• [PROBLEM STATEMENT]: Each entry must be given again exactly; images do not belong in the copy.
------ DATASET RECORDS
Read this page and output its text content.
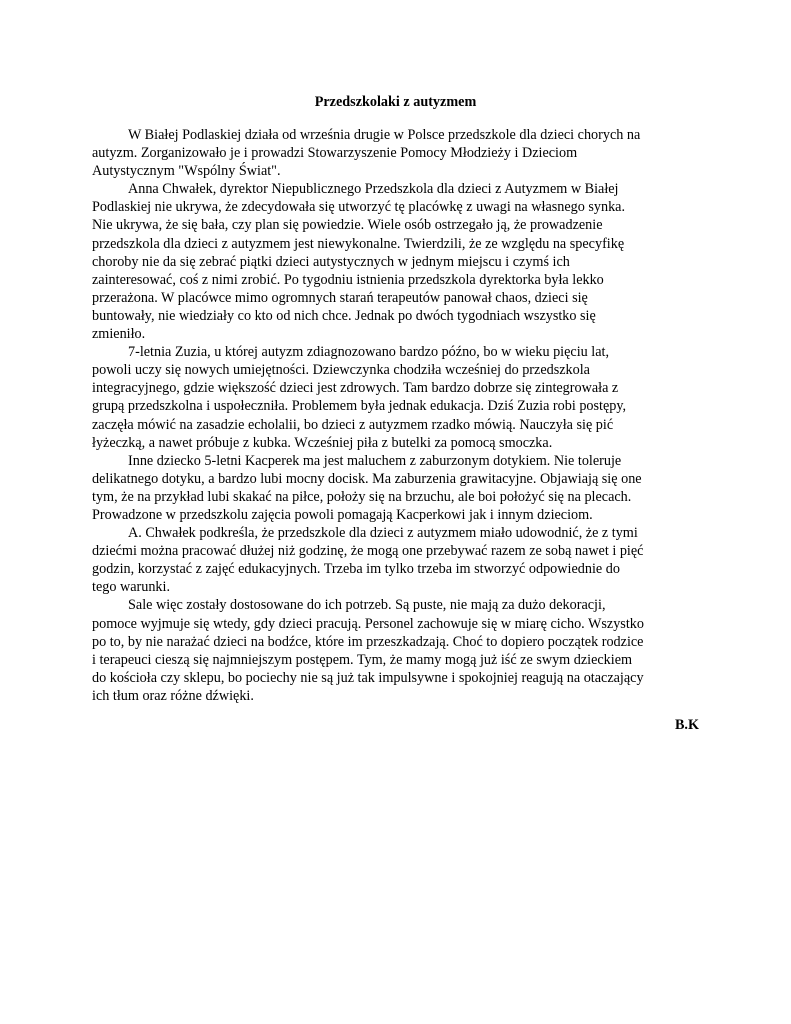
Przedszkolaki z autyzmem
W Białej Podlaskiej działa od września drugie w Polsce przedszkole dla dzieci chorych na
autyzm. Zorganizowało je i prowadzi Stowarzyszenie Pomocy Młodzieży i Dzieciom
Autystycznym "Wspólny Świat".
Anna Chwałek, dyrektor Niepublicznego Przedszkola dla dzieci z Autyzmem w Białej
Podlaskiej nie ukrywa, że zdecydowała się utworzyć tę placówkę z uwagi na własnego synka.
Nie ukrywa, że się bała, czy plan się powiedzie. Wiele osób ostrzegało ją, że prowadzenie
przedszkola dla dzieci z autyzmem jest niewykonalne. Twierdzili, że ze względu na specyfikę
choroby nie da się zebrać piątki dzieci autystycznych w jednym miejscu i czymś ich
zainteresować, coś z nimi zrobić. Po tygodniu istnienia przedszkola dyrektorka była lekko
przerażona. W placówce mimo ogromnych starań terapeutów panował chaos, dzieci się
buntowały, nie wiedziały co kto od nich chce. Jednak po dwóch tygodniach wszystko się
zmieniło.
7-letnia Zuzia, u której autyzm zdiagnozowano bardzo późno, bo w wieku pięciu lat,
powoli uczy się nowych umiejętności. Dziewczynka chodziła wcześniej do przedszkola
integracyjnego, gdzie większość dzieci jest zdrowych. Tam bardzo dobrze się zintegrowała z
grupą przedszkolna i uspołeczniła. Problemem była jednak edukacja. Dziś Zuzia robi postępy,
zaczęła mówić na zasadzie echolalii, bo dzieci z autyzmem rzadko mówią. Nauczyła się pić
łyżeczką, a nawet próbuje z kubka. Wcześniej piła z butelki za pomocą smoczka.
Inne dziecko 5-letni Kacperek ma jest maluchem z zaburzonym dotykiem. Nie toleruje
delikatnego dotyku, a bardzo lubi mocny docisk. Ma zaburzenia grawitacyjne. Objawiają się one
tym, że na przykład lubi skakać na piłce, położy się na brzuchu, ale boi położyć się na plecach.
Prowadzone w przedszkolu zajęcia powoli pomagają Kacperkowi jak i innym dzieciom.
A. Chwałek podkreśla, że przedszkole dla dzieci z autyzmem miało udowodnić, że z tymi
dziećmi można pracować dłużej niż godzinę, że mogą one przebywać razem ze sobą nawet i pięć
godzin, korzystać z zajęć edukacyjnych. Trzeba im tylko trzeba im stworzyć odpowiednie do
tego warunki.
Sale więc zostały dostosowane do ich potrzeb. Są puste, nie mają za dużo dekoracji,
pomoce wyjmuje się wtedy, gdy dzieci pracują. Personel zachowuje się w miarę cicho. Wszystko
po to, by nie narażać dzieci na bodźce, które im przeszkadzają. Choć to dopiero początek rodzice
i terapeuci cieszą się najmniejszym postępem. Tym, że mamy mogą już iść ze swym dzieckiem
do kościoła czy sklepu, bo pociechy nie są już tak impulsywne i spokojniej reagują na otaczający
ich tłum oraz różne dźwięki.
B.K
------------
• [PROBLEM SOLUTION]:
Read this page and output its text content.
Przedszkolaki z autyzmem
W Białej Podlaskiej działa od września drugie w Polsce przedszkole dla dzieci chorych na
autyzm. Zorganizowało je i prowadzi Stowarzyszenie Pomocy Młodzieży i Dzieciom
Autystycznym "Wspólny Świat".
Anna Chwałek, dyrektor Niepublicznego Przedszkola dla dzieci z Autyzmem w Białej
Podlaskiej nie ukrywa, że zdecydowała się utworzyć tę placówkę z uwagi na własnego synka.
Nie ukrywa, że się bała, czy plan się powiedzie. Wiele osób ostrzegało ją, że prowadzenie
przedszkola dla dzieci z autyzmem jest niewykonalne. Twierdzili, że ze względu na specyfikę
choroby nie da się zebrać piątki dzieci autystycznych w jednym miejscu i czymś ich
zainteresować, coś z nimi zrobić. Po tygodniu istnienia przedszkola dyrektorka była lekko
przerażona. W placówce mimo ogromnych starań terapeutów panował chaos, dzieci się
buntowały, nie wiedziały co kto od nich chce. Jednak po dwóch tygodniach wszystko się
zmieniło.
7-letnia Zuzia, u której autyzm zdiagnozowano bardzo późno, bo w wieku pięciu lat,
powoli uczy się nowych umiejętności. Dziewczynka chodziła wcześniej do przedszkola
integracyjnego, gdzie większość dzieci jest zdrowych. Tam bardzo dobrze się zintegrowała z
grupą przedszkolna i uspołeczniła. Problemem była jednak edukacja. Dziś Zuzia robi postępy,
zaczęła mówić na zasadzie echolalii, bo dzieci z autyzmem rzadko mówią. Nauczyła się pić
łyżeczką, a nawet próbuje z kubka. Wcześniej piła z butelki za pomocą smoczka.
Inne dziecko 5-letni Kacperek ma jest maluchem z zaburzonym dotykiem. Nie toleruje
delikatnego dotyku, a bardzo lubi mocny docisk. Ma zaburzenia grawitacyjne. Objawiają się one
tym, że na przykład lubi skakać na piłce, położy się na brzuchu, ale boi położyć się na plecach.
Prowadzone w przedszkolu zajęcia powoli pomagają Kacperkowi jak i innym dzieciom.
A. Chwałek podkreśla, że przedszkole dla dzieci z autyzmem miało udowodnić, że z tymi
dziećmi można pracować dłużej niż godzinę, że mogą one przebywać razem ze sobą nawet i pięć
godzin, korzystać z zajęć edukacyjnych. Trzeba im tylko trzeba im stworzyć odpowiednie do
tego warunki.
Sale więc zostały dostosowane do ich potrzeb. Są puste, nie mają za dużo dekoracji,
pomoce wyjmuje się wtedy, gdy dzieci pracują. Personel zachowuje się w miarę cicho. Wszystko
po to, by nie narażać dzieci na bodźce, które im przeszkadzają. Choć to dopiero początek rodzice
i terapeuci cieszą się najmniejszym postępem. Tym, że mamy mogą już iść ze swym dzieckiem
do kościoła czy sklepu, bo pociechy nie są już tak impulsywne i spokojniej reagują na otaczający
ich tłum oraz różne dźwięki.
B.K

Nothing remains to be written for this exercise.